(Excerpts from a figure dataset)
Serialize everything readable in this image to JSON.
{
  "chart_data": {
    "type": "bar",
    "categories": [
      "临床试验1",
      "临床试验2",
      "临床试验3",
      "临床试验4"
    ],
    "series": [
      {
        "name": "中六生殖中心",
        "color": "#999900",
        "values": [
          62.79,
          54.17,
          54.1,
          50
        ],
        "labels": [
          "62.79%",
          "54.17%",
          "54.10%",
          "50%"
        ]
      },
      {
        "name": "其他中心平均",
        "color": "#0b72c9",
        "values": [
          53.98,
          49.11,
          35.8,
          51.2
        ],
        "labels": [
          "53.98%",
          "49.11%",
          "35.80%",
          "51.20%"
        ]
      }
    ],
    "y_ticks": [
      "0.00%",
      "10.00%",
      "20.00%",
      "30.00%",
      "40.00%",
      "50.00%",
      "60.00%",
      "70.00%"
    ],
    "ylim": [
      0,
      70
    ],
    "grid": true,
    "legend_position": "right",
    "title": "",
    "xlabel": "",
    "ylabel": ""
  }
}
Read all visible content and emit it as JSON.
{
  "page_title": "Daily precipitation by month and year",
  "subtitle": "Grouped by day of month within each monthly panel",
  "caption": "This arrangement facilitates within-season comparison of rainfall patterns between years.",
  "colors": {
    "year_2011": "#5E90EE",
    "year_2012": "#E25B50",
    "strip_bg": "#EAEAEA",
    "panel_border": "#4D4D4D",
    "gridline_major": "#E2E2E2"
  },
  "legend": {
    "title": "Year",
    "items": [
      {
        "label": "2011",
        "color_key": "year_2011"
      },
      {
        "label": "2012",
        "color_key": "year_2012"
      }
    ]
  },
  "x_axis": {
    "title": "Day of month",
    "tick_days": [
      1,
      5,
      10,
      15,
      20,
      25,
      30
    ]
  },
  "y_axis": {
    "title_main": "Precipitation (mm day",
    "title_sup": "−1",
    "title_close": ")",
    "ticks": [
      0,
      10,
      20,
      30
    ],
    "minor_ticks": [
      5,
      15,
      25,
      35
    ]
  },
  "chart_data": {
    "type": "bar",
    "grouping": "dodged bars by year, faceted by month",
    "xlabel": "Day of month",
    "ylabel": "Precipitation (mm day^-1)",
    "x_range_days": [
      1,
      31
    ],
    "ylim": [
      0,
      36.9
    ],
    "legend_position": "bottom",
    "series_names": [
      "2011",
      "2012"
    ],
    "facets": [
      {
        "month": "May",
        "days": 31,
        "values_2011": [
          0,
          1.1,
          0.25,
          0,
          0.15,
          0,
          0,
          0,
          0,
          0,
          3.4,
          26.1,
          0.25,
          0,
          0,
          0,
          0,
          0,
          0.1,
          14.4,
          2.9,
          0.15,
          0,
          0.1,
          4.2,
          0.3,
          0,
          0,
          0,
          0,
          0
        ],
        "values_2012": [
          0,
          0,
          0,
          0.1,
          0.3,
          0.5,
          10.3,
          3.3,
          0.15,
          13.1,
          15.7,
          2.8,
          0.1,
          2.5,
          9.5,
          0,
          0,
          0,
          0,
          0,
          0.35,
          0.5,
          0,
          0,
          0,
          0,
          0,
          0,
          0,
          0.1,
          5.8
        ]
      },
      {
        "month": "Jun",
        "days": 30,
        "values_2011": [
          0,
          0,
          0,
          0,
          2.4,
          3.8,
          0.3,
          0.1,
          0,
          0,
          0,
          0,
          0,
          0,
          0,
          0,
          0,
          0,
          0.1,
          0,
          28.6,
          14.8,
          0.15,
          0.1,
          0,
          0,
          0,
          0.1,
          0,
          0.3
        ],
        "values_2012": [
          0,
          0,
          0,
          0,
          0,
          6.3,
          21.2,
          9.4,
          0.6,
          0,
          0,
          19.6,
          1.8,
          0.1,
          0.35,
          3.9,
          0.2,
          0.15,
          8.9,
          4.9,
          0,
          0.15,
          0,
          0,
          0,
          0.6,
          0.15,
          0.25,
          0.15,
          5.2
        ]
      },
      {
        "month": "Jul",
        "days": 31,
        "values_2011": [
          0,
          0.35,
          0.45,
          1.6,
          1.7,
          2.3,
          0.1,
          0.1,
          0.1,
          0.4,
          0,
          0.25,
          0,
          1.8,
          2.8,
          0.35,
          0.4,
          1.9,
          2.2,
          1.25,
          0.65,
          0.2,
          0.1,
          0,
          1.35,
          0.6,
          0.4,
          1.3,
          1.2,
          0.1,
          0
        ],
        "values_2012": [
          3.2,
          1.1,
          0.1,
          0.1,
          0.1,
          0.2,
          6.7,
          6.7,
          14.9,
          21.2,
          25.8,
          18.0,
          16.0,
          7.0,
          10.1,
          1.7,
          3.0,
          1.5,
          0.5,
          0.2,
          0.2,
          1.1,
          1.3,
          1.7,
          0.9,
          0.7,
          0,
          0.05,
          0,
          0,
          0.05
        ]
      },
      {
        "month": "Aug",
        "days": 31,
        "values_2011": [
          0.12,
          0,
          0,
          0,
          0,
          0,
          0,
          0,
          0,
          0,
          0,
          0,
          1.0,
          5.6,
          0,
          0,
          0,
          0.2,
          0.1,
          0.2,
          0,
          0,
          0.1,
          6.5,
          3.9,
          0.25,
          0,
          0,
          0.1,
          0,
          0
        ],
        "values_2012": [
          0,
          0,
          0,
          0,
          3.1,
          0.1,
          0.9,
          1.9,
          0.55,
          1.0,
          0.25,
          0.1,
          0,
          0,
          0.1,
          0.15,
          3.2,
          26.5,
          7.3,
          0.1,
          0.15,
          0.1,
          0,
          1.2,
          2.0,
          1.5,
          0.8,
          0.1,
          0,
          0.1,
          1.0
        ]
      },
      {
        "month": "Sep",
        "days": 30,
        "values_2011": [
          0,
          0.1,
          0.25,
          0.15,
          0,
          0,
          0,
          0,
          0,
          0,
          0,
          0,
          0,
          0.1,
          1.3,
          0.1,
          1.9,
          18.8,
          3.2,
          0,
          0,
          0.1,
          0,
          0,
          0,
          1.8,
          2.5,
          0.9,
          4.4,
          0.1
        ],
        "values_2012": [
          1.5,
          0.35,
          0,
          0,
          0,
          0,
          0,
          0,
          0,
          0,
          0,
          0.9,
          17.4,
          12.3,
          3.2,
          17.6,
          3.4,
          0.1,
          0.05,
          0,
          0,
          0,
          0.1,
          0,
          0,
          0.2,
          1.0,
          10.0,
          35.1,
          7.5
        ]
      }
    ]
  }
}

Exercise aim: Write out every line of the preceding listing that contains "within".

Output for this task:
  "subtitle": "Grouped by day of month within each monthly panel",
  "caption": "This arrangement facilitates within-season comparison of rainfall patterns between years.",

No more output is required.